Requirements:
Extract every line where the string "Instructions" appears.

[Items from a dataset]
-- BEGIN --

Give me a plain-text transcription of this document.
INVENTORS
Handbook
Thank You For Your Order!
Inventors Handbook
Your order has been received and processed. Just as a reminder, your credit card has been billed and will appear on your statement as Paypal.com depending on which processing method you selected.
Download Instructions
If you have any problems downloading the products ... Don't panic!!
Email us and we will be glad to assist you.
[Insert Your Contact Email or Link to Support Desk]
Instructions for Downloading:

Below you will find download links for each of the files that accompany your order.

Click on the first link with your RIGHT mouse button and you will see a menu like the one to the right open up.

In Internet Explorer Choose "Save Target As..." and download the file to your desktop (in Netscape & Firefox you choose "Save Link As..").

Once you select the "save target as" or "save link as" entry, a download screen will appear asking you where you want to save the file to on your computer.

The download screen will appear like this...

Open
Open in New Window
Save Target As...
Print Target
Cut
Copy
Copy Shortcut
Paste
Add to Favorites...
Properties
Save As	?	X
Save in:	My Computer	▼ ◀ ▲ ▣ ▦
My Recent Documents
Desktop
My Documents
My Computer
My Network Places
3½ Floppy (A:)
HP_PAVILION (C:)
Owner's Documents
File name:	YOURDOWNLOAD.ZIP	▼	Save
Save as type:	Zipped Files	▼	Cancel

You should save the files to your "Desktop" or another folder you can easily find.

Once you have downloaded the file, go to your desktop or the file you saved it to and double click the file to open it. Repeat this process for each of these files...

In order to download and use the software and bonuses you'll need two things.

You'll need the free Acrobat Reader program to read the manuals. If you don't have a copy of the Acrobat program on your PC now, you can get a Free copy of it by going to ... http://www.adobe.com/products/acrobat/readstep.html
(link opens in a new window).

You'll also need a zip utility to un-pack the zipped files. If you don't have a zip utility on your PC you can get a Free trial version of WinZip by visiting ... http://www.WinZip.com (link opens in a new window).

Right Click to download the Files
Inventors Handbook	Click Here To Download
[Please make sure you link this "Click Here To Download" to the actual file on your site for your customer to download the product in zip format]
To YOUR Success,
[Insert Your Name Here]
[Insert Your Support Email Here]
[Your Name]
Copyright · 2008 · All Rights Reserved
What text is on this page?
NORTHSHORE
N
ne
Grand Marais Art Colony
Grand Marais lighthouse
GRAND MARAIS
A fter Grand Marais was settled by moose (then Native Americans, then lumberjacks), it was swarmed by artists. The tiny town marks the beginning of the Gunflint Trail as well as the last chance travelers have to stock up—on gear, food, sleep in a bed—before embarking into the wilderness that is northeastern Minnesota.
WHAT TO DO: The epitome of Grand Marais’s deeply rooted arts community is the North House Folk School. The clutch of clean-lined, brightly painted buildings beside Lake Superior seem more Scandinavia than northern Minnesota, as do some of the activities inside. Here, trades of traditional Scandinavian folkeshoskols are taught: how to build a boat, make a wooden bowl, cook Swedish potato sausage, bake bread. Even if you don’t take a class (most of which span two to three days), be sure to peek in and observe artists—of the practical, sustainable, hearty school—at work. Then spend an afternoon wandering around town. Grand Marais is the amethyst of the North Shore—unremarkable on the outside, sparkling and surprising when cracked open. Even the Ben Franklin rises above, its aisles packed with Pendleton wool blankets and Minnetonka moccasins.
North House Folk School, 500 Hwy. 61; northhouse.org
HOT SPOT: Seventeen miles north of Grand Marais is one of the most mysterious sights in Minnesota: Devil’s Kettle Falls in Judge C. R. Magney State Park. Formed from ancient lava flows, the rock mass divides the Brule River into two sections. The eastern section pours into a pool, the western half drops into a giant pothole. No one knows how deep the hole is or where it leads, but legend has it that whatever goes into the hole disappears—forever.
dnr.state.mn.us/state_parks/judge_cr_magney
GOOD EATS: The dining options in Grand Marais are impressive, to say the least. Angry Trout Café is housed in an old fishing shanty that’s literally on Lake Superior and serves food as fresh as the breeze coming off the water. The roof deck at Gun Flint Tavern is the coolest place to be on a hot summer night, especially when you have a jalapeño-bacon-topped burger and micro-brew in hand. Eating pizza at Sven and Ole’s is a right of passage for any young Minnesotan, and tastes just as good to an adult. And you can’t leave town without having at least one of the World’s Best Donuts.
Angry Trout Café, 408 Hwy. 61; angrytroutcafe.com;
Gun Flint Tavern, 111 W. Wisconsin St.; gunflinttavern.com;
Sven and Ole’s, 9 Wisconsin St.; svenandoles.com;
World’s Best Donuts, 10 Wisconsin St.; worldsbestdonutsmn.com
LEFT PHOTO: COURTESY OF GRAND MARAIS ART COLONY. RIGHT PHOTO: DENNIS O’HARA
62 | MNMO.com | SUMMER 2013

-- END --

Written solution:
Download Instructions
Instructions for Downloading:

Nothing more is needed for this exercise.